» **WHAT TO WORK ON**: Select all lines with the string "разрешения" in them, and copy those lines.

(Stored records)
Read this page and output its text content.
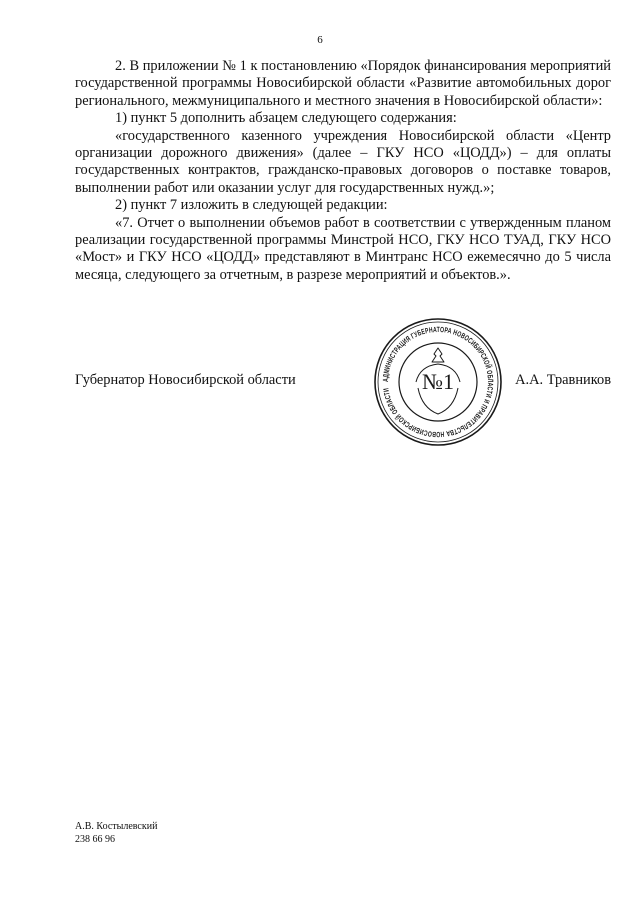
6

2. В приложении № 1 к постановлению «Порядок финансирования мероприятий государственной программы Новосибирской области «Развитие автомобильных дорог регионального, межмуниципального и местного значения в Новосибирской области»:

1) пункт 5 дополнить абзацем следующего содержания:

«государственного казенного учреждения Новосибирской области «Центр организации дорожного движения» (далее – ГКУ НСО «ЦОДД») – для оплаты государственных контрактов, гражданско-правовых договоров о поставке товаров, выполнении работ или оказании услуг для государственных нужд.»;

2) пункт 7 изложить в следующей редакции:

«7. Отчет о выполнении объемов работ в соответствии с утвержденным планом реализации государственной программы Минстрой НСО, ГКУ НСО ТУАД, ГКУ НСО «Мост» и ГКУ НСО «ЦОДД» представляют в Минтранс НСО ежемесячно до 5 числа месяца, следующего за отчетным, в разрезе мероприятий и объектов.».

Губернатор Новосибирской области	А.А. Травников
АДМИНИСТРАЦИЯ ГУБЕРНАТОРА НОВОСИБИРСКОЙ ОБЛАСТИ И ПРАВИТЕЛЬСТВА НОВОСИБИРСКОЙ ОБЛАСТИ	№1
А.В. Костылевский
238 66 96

---

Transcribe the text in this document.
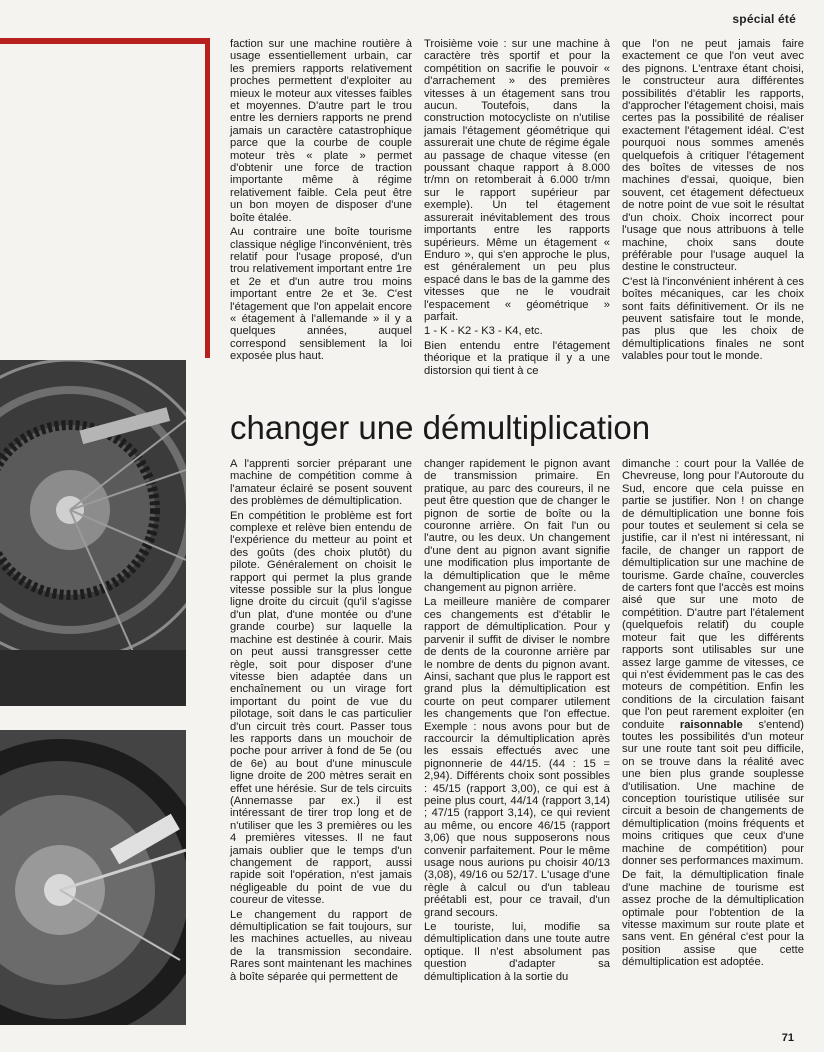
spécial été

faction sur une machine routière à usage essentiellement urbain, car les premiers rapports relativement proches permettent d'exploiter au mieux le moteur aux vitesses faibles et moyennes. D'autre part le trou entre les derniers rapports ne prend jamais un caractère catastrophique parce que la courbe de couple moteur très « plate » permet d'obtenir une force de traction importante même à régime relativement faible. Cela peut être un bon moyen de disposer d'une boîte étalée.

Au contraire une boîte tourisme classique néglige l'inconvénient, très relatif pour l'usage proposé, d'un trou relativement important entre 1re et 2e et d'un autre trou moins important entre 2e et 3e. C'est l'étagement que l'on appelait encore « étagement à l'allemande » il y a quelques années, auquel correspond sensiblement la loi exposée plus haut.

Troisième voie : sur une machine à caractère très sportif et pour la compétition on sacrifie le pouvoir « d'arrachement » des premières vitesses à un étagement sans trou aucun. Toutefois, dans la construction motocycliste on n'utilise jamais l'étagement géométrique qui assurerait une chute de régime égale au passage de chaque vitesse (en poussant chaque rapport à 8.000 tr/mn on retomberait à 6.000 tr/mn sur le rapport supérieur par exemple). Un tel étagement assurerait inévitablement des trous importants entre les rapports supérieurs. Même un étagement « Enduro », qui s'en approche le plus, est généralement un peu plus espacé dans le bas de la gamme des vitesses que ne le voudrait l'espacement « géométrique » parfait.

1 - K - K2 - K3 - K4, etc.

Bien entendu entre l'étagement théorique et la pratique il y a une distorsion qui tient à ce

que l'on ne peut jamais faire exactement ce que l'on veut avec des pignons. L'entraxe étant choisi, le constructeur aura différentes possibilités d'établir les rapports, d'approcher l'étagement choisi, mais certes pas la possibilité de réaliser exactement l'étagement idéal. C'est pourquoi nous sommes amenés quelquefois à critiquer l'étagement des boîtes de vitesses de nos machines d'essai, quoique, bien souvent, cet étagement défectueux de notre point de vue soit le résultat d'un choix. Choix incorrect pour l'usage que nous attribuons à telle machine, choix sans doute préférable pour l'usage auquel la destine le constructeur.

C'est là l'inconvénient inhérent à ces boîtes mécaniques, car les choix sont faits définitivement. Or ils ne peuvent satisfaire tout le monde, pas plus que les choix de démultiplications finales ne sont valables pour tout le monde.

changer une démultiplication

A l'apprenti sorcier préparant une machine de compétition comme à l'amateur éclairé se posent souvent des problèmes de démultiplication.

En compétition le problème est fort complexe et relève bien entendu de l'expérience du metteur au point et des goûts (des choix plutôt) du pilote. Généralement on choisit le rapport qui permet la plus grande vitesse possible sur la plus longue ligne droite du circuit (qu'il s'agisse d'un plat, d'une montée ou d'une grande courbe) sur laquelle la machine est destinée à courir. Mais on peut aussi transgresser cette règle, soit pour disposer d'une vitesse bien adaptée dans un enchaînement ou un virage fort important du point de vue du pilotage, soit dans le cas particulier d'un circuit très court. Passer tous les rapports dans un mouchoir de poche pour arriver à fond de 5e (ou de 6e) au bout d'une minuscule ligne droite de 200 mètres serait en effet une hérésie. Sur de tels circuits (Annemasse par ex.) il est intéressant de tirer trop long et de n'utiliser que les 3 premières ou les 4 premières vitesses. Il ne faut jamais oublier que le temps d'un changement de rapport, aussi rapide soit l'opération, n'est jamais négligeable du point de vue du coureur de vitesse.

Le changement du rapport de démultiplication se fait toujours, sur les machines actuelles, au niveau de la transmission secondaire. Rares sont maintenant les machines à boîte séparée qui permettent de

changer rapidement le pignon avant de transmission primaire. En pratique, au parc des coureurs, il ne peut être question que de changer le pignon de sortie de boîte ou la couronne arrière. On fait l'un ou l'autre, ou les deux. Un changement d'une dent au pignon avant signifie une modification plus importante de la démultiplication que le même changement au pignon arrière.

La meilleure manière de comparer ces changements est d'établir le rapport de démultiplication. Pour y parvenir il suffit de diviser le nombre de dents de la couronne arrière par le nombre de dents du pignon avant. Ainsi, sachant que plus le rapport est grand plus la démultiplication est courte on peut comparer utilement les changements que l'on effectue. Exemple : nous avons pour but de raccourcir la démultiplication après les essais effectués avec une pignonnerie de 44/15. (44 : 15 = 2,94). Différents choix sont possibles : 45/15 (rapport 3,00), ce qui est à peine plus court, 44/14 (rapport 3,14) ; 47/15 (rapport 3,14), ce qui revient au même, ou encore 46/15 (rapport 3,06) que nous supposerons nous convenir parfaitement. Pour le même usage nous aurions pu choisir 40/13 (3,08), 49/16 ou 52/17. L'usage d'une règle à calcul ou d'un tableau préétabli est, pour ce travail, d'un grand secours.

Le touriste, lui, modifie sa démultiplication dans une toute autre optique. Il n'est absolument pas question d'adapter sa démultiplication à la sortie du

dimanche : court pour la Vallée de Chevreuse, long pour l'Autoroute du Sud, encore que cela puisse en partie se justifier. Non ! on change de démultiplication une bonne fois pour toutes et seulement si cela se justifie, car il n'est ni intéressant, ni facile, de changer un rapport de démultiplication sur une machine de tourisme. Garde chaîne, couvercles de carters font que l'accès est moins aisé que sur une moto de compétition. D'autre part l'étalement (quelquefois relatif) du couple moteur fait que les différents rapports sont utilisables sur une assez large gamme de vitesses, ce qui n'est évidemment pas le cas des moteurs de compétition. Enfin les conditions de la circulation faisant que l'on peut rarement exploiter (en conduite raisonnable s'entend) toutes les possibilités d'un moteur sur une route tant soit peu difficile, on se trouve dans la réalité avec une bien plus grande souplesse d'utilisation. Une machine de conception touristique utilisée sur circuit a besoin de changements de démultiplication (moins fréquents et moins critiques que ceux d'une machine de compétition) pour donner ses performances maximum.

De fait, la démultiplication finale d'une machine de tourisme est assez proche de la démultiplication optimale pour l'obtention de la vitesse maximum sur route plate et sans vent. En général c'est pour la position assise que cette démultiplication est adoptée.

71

...

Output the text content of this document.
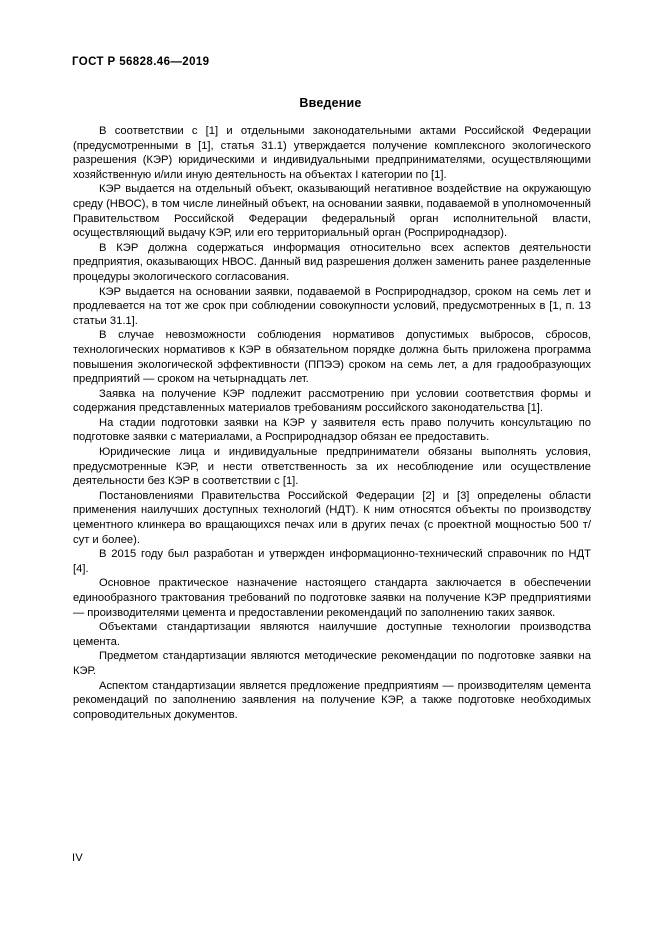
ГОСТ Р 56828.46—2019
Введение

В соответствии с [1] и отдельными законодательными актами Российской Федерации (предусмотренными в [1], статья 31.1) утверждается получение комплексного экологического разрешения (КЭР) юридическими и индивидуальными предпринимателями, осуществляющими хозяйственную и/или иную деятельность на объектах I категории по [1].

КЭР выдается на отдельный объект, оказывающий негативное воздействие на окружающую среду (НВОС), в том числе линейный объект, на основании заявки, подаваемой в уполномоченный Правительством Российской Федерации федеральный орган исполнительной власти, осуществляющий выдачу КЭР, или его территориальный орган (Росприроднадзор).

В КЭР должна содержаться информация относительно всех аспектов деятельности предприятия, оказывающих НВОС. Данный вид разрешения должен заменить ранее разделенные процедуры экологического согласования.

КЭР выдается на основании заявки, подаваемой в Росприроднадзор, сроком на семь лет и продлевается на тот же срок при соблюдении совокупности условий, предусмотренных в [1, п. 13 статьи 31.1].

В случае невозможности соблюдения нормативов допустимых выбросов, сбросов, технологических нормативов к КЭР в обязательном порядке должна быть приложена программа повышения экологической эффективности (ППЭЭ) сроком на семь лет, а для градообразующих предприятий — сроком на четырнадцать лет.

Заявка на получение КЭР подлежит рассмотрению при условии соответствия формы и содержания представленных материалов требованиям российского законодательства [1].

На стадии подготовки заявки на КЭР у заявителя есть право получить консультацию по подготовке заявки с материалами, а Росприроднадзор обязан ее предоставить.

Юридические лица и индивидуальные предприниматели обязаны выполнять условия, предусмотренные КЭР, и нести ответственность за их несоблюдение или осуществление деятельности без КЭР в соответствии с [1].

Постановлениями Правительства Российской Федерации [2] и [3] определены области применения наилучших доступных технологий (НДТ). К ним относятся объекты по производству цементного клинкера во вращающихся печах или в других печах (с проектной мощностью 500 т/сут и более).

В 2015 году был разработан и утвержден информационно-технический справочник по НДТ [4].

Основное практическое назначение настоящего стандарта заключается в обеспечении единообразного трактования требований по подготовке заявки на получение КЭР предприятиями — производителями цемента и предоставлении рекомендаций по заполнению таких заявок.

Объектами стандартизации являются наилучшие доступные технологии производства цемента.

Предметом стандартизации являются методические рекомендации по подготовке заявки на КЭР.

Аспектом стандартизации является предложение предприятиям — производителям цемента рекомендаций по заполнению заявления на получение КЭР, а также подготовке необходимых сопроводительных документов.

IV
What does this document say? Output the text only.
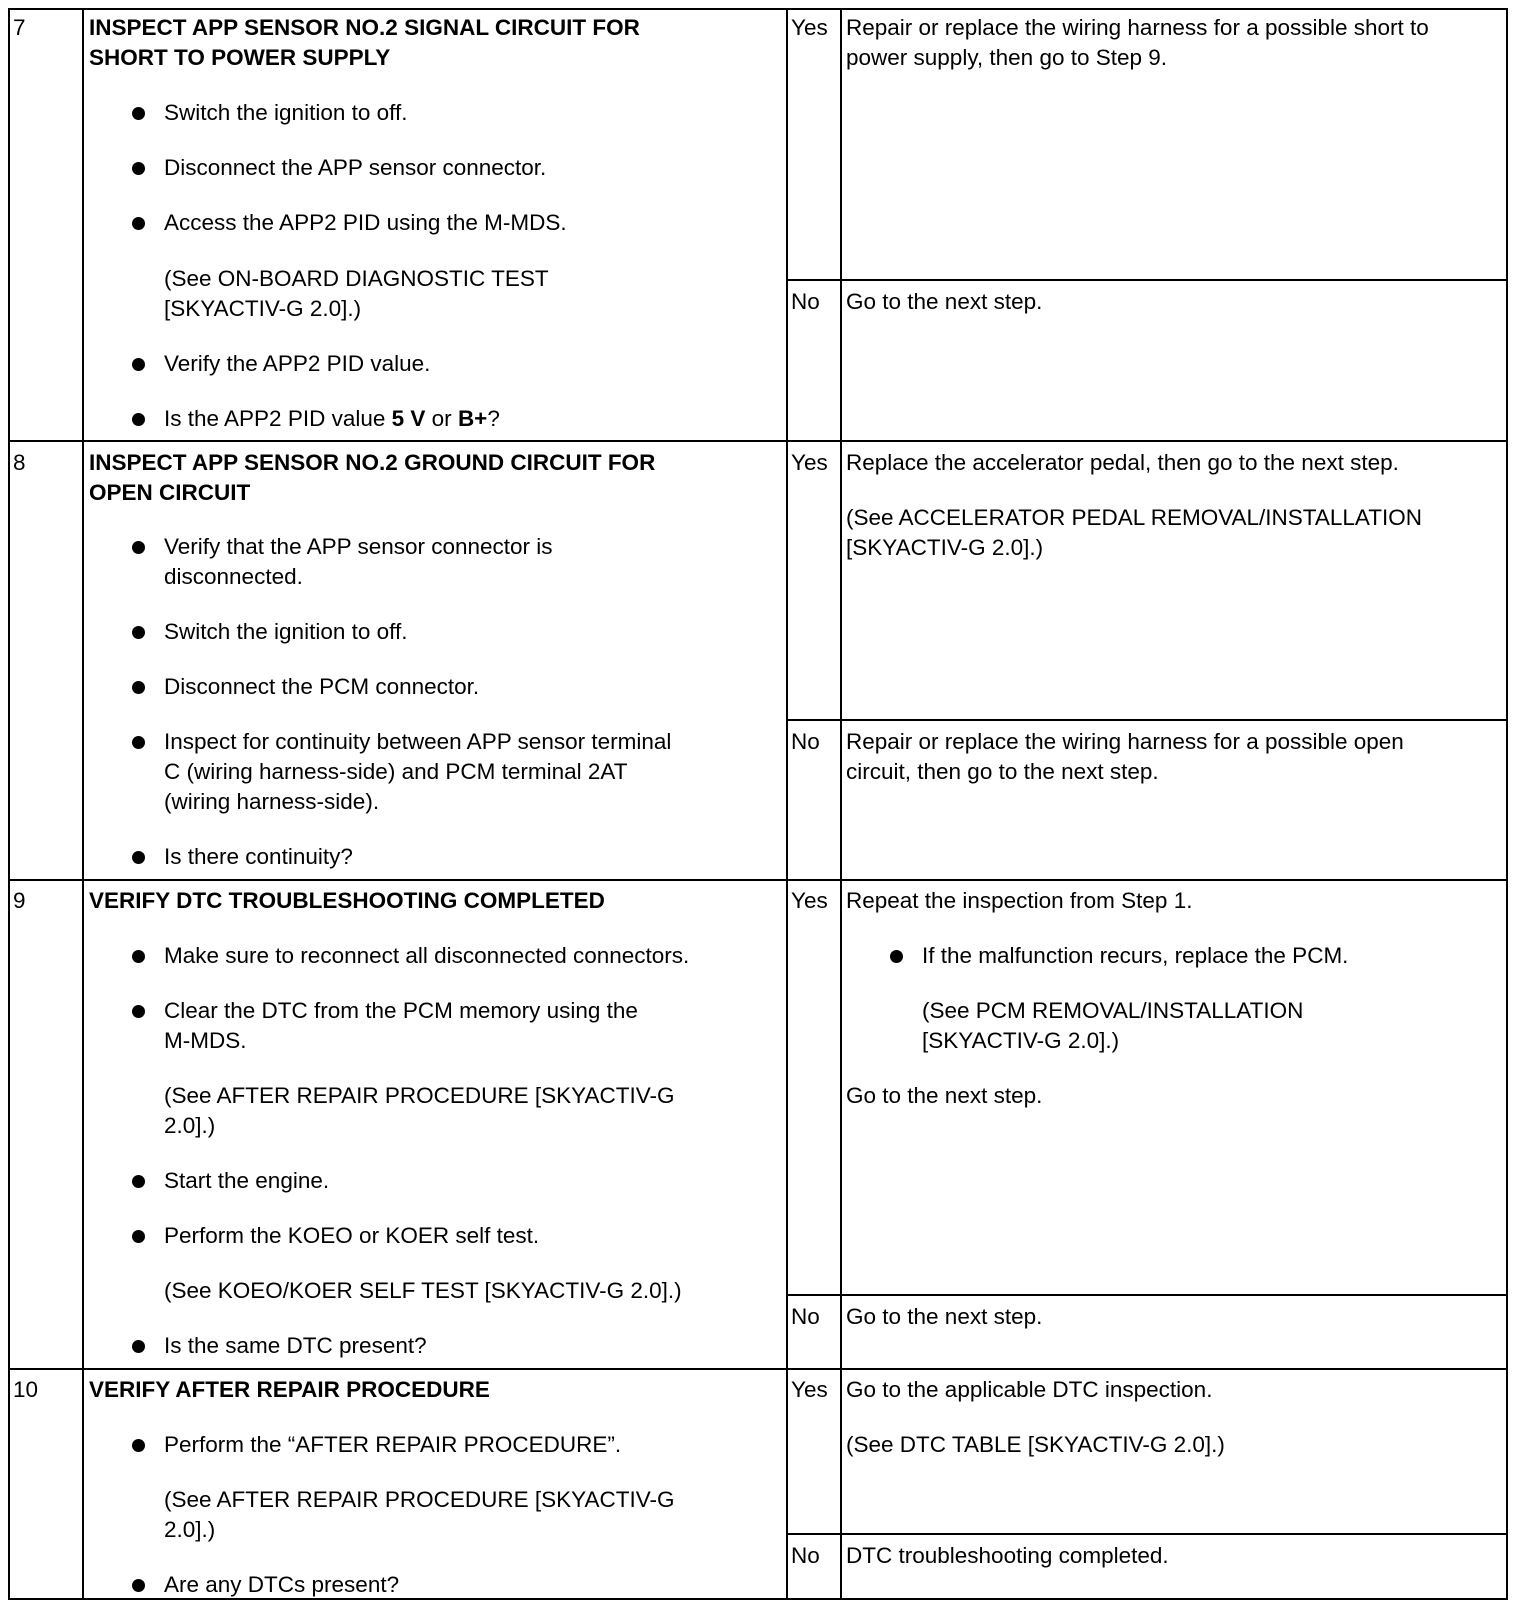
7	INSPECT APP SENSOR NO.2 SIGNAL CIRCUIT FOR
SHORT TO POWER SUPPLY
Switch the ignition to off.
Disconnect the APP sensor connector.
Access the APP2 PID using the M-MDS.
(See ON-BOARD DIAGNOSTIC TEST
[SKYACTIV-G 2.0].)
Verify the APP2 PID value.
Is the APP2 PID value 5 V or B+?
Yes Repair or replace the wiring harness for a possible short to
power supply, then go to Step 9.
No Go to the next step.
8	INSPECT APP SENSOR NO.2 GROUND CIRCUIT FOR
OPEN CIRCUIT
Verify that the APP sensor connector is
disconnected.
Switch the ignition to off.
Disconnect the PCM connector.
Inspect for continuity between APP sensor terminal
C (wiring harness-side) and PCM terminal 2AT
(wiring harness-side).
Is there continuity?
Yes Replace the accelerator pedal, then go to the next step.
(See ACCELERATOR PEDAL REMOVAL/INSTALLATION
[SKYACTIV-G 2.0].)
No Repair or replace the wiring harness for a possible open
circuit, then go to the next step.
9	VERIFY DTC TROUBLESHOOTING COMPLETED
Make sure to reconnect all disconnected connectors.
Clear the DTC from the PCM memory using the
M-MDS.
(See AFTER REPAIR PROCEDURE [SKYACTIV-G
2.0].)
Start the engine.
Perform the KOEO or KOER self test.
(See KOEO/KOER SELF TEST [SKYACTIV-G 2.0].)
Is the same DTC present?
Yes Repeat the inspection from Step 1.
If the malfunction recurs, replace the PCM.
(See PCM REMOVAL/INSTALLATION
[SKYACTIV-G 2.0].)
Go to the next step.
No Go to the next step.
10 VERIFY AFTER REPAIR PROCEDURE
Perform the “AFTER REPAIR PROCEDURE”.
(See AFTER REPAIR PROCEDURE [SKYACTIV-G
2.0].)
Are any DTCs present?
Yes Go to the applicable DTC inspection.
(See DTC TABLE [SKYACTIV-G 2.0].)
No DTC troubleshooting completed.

» **TASK RESULT**:
В соответствии с [1] и отдельными законодательными актами Российской Федерации (предусмотренными в [1], статья 31.1) утверждается получение комплексного экологического разрешения (КЭР) юридическими и индивидуальными предпринимателями, осуществляющими хозяйственную и/или иную деятельность на объектах I категории по [1].
В КЭР должна содержаться информация относительно всех аспектов деятельности предприятия, оказывающих НВОС. Данный вид разрешения должен заменить ранее разделенные процедуры экологического согласования.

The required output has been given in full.